[Сохранённые записи набора данных]
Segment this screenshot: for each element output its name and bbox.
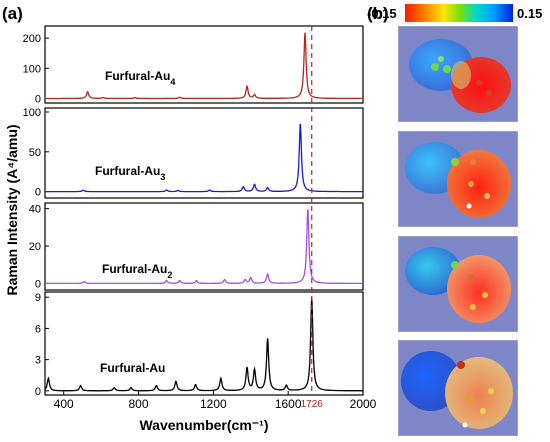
x-tick-label: 800 xyxy=(129,397,149,411)
panel-frame xyxy=(44,107,364,199)
spectrum-panel-1: 0 100 200 Furfural-Au4 xyxy=(23,25,364,105)
colorbar-max-label: 0.15 xyxy=(517,6,543,21)
panel-frame xyxy=(44,202,364,291)
y-tick-label: 0 xyxy=(35,278,41,290)
reference-line-label: 1726 xyxy=(301,399,324,410)
y-tick-label: 20 xyxy=(29,241,41,253)
x-tick-label: 1200 xyxy=(200,397,227,411)
y-tick-label: 3 xyxy=(35,355,41,367)
series-label: Furfural-Au2 xyxy=(102,262,172,280)
series-label: Furfural-Au xyxy=(100,361,165,375)
y-tick-label: 0 xyxy=(35,93,41,105)
colorbar-min-label: -0.15 xyxy=(367,6,397,21)
series-label: Furfural-Au4 xyxy=(105,69,175,87)
esp-map-au3 xyxy=(398,131,518,227)
spectrum-line xyxy=(44,297,363,392)
y-tick-label: 40 xyxy=(29,204,41,216)
panel-frame xyxy=(44,291,364,396)
panel-frame xyxy=(44,25,364,104)
spectrum-panel-3: 0 20 40 Furfural-Au2 xyxy=(29,202,364,291)
raman-spectra-chart: (a) (b)0100200Furfural-Au4050100Furfural-… xyxy=(2,4,389,433)
y-tick-label: 6 xyxy=(35,323,41,335)
esp-colorbar: -0.15 0.15 xyxy=(361,0,550,26)
x-tick-label: 400 xyxy=(54,397,74,411)
y-axis-title: Raman Intensity (A⁴/amu) xyxy=(4,124,20,295)
spectrum-line xyxy=(45,123,363,193)
electrostatic-potential-maps xyxy=(398,26,518,436)
spectrum-panel-4: 0 3 6 9 Furfural-Au xyxy=(35,291,364,398)
y-tick-label: 50 xyxy=(29,147,41,159)
panel-b-label: (b) xyxy=(367,4,389,23)
colorbar-gradient xyxy=(405,4,513,22)
y-tick-label: 200 xyxy=(23,33,41,45)
spectrum-line xyxy=(45,209,363,285)
x-tick-label: 2000 xyxy=(350,397,377,411)
esp-map-au2 xyxy=(398,236,518,332)
esp-map-au1 xyxy=(398,340,518,436)
esp-map-au4 xyxy=(398,26,518,122)
spectrum-panel-2: 0 50 100 Furfural-Au3 xyxy=(23,107,364,199)
y-tick-label: 100 xyxy=(23,63,41,75)
y-tick-label: 100 xyxy=(23,107,41,119)
panel-a-label: (a) xyxy=(2,4,23,23)
x-tick-label: 1600 xyxy=(275,397,302,411)
y-tick-label: 0 xyxy=(35,386,41,398)
y-tick-label: 9 xyxy=(35,292,41,304)
y-tick-label: 0 xyxy=(35,187,41,199)
series-label: Furfural-Au3 xyxy=(95,164,165,182)
x-axis-title: Wavenumber(cm⁻¹) xyxy=(139,417,268,433)
spectrum-line xyxy=(45,32,363,100)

▸ **ПИСЬМЕННОЕ ЗАДАНИЕ**: Найдите, пожалуйста, в записях все строки, где встречается слово «frame», и перепишите их. Регистр букв учитывается.

▸ **ПИСЬМЕННОЕ РЕШЕНИЕ**:
panel-frame xyxy=(44,107,364,199)
panel-frame xyxy=(44,202,364,291)
panel-frame xyxy=(44,291,364,396)
panel-frame xyxy=(44,25,364,104)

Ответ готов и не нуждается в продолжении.